Each line of the material below that holds the word "Aeroporto" needs to be copied.

RECORD LIST:
================================
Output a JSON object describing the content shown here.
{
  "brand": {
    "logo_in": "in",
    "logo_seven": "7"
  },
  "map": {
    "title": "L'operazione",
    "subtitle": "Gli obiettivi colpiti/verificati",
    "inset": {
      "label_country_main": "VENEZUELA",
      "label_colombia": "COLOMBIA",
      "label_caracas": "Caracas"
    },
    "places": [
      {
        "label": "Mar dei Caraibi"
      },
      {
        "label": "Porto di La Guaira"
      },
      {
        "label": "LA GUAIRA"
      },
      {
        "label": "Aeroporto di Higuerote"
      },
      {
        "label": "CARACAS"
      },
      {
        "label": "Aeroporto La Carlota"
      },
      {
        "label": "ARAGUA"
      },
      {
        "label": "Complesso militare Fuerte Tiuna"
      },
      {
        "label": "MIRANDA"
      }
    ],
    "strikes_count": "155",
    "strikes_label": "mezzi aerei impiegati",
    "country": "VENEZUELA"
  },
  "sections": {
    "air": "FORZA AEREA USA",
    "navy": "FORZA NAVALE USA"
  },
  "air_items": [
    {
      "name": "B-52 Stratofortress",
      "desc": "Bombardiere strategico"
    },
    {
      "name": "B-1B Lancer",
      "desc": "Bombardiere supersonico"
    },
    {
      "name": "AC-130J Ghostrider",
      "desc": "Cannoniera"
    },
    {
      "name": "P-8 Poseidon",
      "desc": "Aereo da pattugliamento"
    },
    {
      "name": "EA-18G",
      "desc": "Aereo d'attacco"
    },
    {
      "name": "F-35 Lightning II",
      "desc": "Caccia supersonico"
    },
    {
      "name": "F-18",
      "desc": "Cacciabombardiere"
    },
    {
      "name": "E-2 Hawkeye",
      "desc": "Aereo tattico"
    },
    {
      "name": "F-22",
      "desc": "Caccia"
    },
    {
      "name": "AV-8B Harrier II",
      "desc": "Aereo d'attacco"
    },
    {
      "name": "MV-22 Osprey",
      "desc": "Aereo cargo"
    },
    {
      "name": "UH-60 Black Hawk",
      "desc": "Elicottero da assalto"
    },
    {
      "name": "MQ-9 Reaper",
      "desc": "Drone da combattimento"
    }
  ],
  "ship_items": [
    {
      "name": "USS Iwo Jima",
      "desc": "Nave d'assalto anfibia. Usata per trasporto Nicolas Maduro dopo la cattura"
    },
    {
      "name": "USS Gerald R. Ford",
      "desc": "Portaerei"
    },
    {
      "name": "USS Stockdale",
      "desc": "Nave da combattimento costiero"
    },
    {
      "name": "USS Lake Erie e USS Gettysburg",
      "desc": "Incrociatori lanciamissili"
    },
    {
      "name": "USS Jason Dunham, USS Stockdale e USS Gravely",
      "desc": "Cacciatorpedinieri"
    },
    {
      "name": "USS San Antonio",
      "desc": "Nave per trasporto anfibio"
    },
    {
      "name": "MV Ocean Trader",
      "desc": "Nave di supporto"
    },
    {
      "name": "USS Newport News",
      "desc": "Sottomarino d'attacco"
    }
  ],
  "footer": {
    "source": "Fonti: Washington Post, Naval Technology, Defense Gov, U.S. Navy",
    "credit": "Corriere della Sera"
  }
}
================================
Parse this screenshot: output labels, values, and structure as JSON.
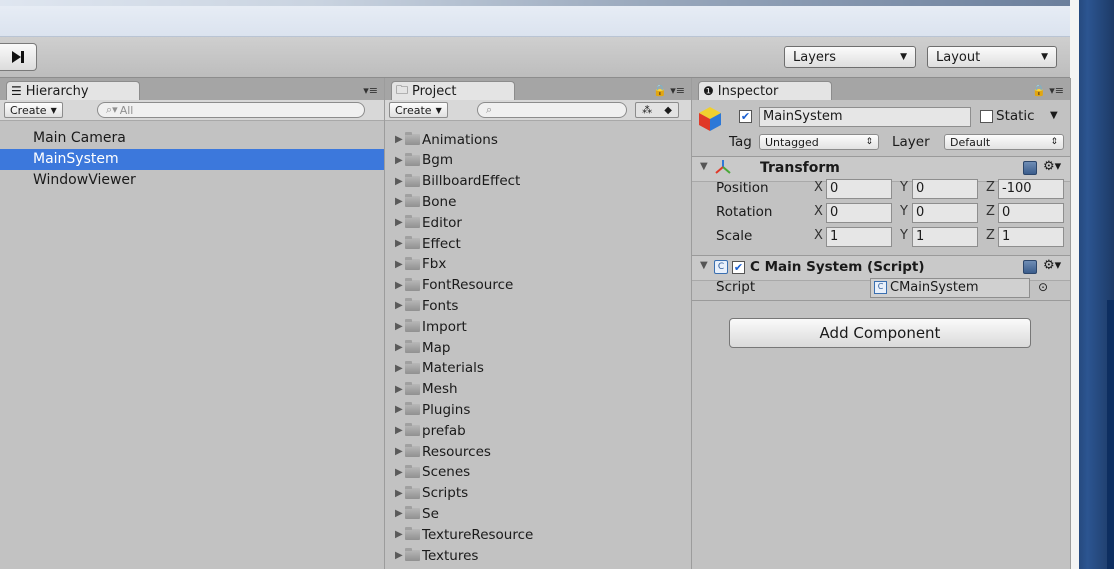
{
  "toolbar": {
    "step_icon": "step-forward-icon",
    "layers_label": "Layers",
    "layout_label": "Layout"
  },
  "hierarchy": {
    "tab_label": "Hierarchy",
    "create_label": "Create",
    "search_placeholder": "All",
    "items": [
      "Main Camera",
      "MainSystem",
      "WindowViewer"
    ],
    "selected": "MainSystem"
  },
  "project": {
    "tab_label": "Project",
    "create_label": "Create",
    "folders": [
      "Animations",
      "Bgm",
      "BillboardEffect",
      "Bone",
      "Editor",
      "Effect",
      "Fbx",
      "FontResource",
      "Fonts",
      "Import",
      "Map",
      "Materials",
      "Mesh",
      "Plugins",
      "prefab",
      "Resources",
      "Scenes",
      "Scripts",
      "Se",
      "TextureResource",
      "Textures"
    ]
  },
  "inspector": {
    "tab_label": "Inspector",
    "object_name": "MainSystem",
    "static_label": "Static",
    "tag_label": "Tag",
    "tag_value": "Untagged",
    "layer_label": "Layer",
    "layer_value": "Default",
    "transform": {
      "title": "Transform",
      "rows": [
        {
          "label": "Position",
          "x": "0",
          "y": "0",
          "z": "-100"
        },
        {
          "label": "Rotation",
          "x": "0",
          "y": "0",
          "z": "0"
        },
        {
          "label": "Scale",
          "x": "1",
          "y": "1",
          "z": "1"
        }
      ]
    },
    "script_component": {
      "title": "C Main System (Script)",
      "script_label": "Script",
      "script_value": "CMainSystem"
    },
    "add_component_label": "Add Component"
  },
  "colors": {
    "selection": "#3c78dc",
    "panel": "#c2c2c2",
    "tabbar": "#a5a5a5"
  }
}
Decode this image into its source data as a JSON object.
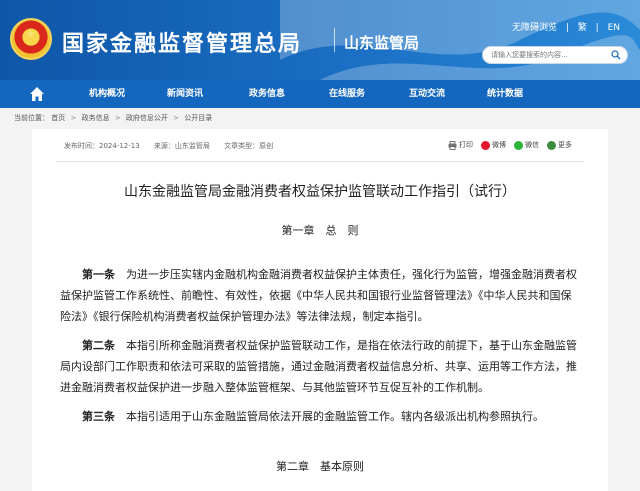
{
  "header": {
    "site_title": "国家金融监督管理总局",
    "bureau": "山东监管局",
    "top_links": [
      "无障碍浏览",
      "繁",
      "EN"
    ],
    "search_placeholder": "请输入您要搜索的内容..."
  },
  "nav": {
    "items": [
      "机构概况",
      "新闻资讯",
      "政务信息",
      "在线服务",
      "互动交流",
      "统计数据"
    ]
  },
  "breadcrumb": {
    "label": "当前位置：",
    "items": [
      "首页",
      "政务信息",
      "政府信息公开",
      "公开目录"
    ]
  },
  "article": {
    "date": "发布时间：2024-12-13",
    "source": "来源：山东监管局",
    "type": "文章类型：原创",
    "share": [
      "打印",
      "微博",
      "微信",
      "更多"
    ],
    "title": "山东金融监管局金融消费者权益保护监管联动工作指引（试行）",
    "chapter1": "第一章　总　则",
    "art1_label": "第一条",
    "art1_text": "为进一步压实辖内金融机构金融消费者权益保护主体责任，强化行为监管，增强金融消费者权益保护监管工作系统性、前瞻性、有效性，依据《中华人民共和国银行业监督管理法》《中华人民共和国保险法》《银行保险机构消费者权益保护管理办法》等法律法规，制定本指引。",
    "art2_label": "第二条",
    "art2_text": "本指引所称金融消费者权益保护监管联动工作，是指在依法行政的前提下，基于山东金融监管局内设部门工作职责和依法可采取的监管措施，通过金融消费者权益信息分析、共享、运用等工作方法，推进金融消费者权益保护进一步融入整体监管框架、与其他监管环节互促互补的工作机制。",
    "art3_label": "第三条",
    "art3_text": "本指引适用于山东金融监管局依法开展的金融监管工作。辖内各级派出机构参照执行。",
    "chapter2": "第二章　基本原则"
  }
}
================================
EXERCISE SOLUTION:
        "label": "Aeroporto di Higuerote"
        "label": "Aeroporto La Carlota"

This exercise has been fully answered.